DATASET ROWS start

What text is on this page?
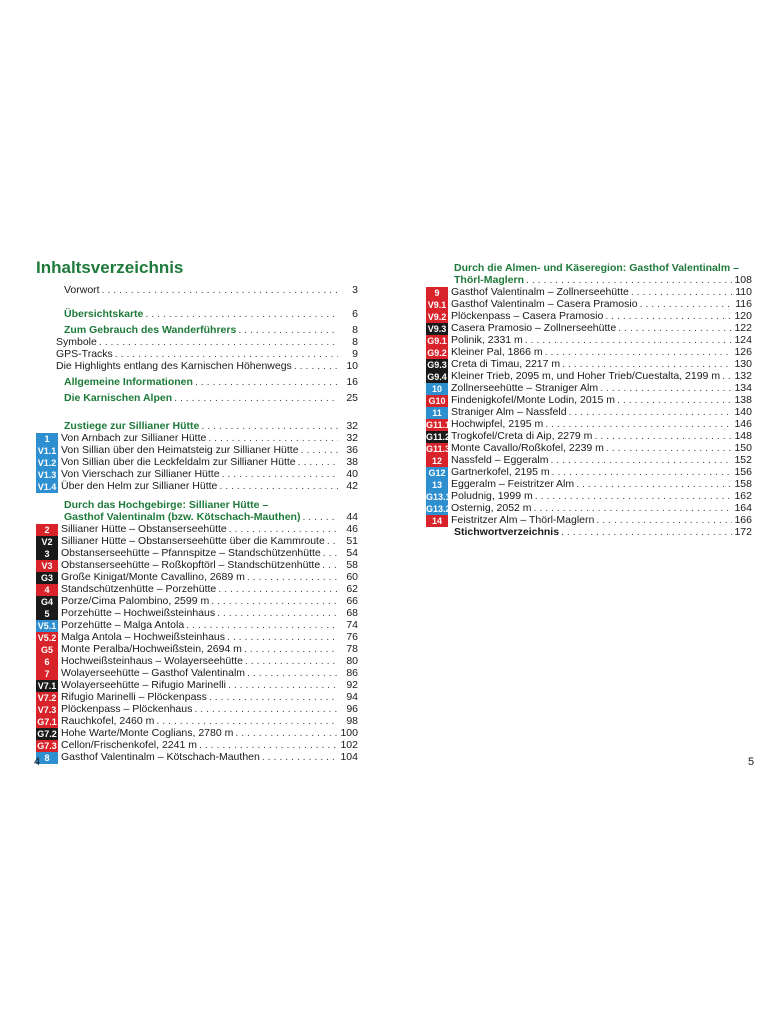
Inhaltsverzeichnis
Vorwort . . .	3
Übersichtskarte . . .	6
Zum Gebrauch des Wanderführers . . .	8
Symbole . . .	8
GPS-Tracks . . .	9
Die Highlights entlang des Karnischen Höhenwegs . . .	10
Allgemeine Informationen . . .	16
Die Karnischen Alpen . . .	25
Zustiege zur Sillianer Hütte . . .	32
1	Von Arnbach zur Sillianer Hütte . . .	32
V1.1 Von Sillian über den Heimatsteig zur Sillianer Hütte . . .	36
V1.2 Von Sillian über die Leckfeldalm zur Sillianer Hütte . . .	38
V1.3 Von Vierschach zur Sillianer Hütte . . .	40
V1.4 Über den Helm zur Sillianer Hütte . . .	42
Durch das Hochgebirge: Sillianer Hütte –
Gasthof Valentinalm (bzw. Kötschach-Mauthen) . . .	44
2	Sillianer Hütte – Obstanserseehütte . . .	46
V2 Sillianer Hütte – Obstanserseehütte über die Kammroute . . .	51
3	Obstanserseehütte – Pfannspitze – Standschützenhütte . . .	54
V3 Obstanserseehütte – Roßkopftörl – Standschützenhütte . . .	58
G3 Große Kinigat/Monte Cavallino, 2689 m . . .	60
4	Standschützenhütte – Porzehütte . . .	62
G4 Porze/Cima Palombino, 2599 m . . .	66
5	Porzehütte – Hochweißsteinhaus . . .	68
V5.1 Porzehütte – Malga Antola . . .	74
V5.2 Malga Antola – Hochweißsteinhaus . . .	76
G5 Monte Peralba/Hochweißstein, 2694 m . . .	78
6	Hochweißsteinhaus – Wolayerseehütte . . .	80
7	Wolayerseehütte – Gasthof Valentinalm . . .	86
V7.1 Wolayerseehütte – Rifugio Marinelli . . .	92
V7.2 Rifugio Marinelli – Plöckenpass . . .	94
V7.3 Plöckenpass – Plöckenhaus . . .	96
G7.1 Rauchkofel, 2460 m . . .	98
G7.2 Hohe Warte/Monte Coglians, 2780 m . . .	100
G7.3 Cellon/Frischenkofel, 2241 m . . .	102
8	Gasthof Valentinalm – Kötschach-Mauthen . . .	104
4
Durch die Almen- und Käseregion: Gasthof Valentinalm –
Thörl-Maglern . . .	108
9	Gasthof Valentinalm – Zollnerseehütte . . .	110
V9.1 Gasthof Valentinalm – Casera Pramosio . . .	116
V9.2 Plöckenpass – Casera Pramosio . . .	120
V9.3 Casera Pramosio – Zollnerseehütte . . .	122
G9.1 Polinik, 2331 m . . .	124
G9.2 Kleiner Pal, 1866 m . . .	126
G9.3 Creta di Timau, 2217 m . . .	130
G9.4 Kleiner Trieb, 2095 m, und Hoher Trieb/Cuestalta, 2199 m . . . 132
10 Zollnerseehütte – Straniger Alm . . .	134
G10 Findenigkofel/Monte Lodin, 2015 m . . .	138
11 Straniger Alm – Nassfeld . . .	140
G11.1 Hochwipfel, 2195 m . . .	146
G11.2 Trogkofel/Creta di Aip, 2279 m . . .	148
G11.3 Monte Cavallo/Roßkofel, 2239 m . . .	150
12 Nassfeld – Eggeralm . . .	152
G12 Gartnerkofel, 2195 m . . .	156
13 Eggeralm – Feistritzer Alm . . .	158
G13.1 Poludnig, 1999 m . . .	162
G13.2 Osternig, 2052 m . . .	164
14 Feistritzer Alm – Thörl-Maglern . . .	166
Stichwortverzeichnis . . .	172
5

DATASET ROWS end

WRITTEN EXERCISE
Quote everything in the listing above exactly; pictures are the only thing to omit.

EXERCISE OUTPUT
What text is on this page?
Inhaltsverzeichnis
Vorwort . . .	3
Übersichtskarte . . .	6
Zum Gebrauch des Wanderführers . . .	8
Symbole . . .	8
GPS-Tracks . . .	9
Die Highlights entlang des Karnischen Höhenwegs . . .	10
Allgemeine Informationen . . .	16
Die Karnischen Alpen . . .	25
Zustiege zur Sillianer Hütte . . .	32
1	Von Arnbach zur Sillianer Hütte . . .	32
V1.1 Von Sillian über den Heimatsteig zur Sillianer Hütte . . .	36
V1.2 Von Sillian über die Leckfeldalm zur Sillianer Hütte . . .	38
V1.3 Von Vierschach zur Sillianer Hütte . . .	40
V1.4 Über den Helm zur Sillianer Hütte . . .	42
Durch das Hochgebirge: Sillianer Hütte –
Gasthof Valentinalm (bzw. Kötschach-Mauthen) . . .	44
2	Sillianer Hütte – Obstanserseehütte . . .	46
V2 Sillianer Hütte – Obstanserseehütte über die Kammroute . . .	51
3	Obstanserseehütte – Pfannspitze – Standschützenhütte . . .	54
V3 Obstanserseehütte – Roßkopftörl – Standschützenhütte . . .	58
G3 Große Kinigat/Monte Cavallino, 2689 m . . .	60
4	Standschützenhütte – Porzehütte . . .	62
G4 Porze/Cima Palombino, 2599 m . . .	66
5	Porzehütte – Hochweißsteinhaus . . .	68
V5.1 Porzehütte – Malga Antola . . .	74
V5.2 Malga Antola – Hochweißsteinhaus . . .	76
G5 Monte Peralba/Hochweißstein, 2694 m . . .	78
6	Hochweißsteinhaus – Wolayerseehütte . . .	80
7	Wolayerseehütte – Gasthof Valentinalm . . .	86
V7.1 Wolayerseehütte – Rifugio Marinelli . . .	92
V7.2 Rifugio Marinelli – Plöckenpass . . .	94
V7.3 Plöckenpass – Plöckenhaus . . .	96
G7.1 Rauchkofel, 2460 m . . .	98
G7.2 Hohe Warte/Monte Coglians, 2780 m . . .	100
G7.3 Cellon/Frischenkofel, 2241 m . . .	102
8	Gasthof Valentinalm – Kötschach-Mauthen . . .	104
4
Durch die Almen- und Käseregion: Gasthof Valentinalm –
Thörl-Maglern . . .	108
9	Gasthof Valentinalm – Zollnerseehütte . . .	110
V9.1 Gasthof Valentinalm – Casera Pramosio . . .	116
V9.2 Plöckenpass – Casera Pramosio . . .	120
V9.3 Casera Pramosio – Zollnerseehütte . . .	122
G9.1 Polinik, 2331 m . . .	124
G9.2 Kleiner Pal, 1866 m . . .	126
G9.3 Creta di Timau, 2217 m . . .	130
G9.4 Kleiner Trieb, 2095 m, und Hoher Trieb/Cuestalta, 2199 m . . . 132
10 Zollnerseehütte – Straniger Alm . . .	134
G10 Findenigkofel/Monte Lodin, 2015 m . . .	138
11 Straniger Alm – Nassfeld . . .	140
G11.1 Hochwipfel, 2195 m . . .	146
G11.2 Trogkofel/Creta di Aip, 2279 m . . .	148
G11.3 Monte Cavallo/Roßkofel, 2239 m . . .	150
12 Nassfeld – Eggeralm . . .	152
G12 Gartnerkofel, 2195 m . . .	156
13 Eggeralm – Feistritzer Alm . . .	158
G13.1 Poludnig, 1999 m . . .	162
G13.2 Osternig, 2052 m . . .	164
14 Feistritzer Alm – Thörl-Maglern . . .	166
Stichwortverzeichnis . . .	172
5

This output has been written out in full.